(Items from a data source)
--

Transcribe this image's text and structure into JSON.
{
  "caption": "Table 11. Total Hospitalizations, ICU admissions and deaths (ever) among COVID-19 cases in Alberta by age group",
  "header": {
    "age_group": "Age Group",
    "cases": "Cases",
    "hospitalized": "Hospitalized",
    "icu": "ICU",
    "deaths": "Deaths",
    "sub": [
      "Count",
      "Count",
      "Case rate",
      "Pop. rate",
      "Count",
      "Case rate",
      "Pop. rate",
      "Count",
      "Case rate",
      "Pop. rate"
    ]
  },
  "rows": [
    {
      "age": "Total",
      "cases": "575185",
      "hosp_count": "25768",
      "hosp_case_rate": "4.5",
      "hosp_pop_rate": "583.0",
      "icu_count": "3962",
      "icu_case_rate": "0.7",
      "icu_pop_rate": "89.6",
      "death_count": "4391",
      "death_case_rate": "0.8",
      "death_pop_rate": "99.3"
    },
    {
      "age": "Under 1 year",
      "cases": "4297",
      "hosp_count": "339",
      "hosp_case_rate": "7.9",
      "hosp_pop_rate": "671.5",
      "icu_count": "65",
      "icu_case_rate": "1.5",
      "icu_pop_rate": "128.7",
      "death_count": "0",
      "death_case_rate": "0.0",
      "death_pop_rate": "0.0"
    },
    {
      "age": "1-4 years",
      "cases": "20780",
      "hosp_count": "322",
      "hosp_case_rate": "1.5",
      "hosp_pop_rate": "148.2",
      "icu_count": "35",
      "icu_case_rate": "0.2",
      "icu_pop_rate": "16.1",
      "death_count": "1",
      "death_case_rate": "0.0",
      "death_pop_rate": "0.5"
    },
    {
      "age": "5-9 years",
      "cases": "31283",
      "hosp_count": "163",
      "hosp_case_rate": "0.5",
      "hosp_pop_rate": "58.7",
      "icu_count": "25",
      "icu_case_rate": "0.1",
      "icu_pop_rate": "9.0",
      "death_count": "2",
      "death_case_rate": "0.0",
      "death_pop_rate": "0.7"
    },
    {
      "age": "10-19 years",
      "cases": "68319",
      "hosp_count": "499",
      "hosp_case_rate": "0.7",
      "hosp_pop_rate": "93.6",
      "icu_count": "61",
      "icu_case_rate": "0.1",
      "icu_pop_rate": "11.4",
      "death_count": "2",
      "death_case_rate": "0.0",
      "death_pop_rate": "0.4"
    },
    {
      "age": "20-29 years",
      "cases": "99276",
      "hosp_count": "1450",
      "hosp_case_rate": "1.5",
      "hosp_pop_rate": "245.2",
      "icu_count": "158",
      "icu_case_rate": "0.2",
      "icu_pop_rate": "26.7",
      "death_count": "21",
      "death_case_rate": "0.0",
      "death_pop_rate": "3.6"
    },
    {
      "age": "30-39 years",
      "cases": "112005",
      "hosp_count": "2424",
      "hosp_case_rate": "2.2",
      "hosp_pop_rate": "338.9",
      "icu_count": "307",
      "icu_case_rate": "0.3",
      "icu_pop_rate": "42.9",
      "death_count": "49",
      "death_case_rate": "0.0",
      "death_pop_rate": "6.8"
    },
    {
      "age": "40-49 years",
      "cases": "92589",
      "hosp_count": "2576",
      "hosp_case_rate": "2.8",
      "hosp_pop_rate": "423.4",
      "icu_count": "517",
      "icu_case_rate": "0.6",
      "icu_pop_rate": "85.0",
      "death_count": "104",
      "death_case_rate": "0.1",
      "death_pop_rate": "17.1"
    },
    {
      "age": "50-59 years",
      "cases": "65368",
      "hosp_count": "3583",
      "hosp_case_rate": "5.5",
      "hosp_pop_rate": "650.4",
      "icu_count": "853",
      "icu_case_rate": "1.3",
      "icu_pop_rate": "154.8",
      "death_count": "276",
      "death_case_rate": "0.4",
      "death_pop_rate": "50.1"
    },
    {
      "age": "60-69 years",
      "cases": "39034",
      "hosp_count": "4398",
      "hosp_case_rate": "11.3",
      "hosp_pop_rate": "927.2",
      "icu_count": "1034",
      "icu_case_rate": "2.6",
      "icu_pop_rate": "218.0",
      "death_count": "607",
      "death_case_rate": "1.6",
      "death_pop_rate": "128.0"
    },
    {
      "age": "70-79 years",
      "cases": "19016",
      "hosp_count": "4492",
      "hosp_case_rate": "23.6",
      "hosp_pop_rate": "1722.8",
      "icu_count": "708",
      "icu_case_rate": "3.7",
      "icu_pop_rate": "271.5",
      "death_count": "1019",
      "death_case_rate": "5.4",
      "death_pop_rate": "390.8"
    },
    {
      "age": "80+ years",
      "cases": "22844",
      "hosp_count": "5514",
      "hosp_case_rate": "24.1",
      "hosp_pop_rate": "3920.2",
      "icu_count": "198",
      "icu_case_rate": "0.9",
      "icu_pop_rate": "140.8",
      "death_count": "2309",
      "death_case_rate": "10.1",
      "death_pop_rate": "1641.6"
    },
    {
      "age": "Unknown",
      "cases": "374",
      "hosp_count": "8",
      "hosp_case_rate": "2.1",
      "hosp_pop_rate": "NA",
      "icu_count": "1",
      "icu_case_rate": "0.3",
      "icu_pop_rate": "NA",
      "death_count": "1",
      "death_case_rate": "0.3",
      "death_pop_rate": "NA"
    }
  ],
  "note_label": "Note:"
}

--

_WHAT YOU ARE ASKED TO DO:_
Gather from the records above every line containing the string "deaths".

_WORKED ANSWER:_
  "caption": "Table 11. Total Hospitalizations, ICU admissions and deaths (ever) among COVID-19 cases in Alberta by age group",
    "deaths": "Deaths",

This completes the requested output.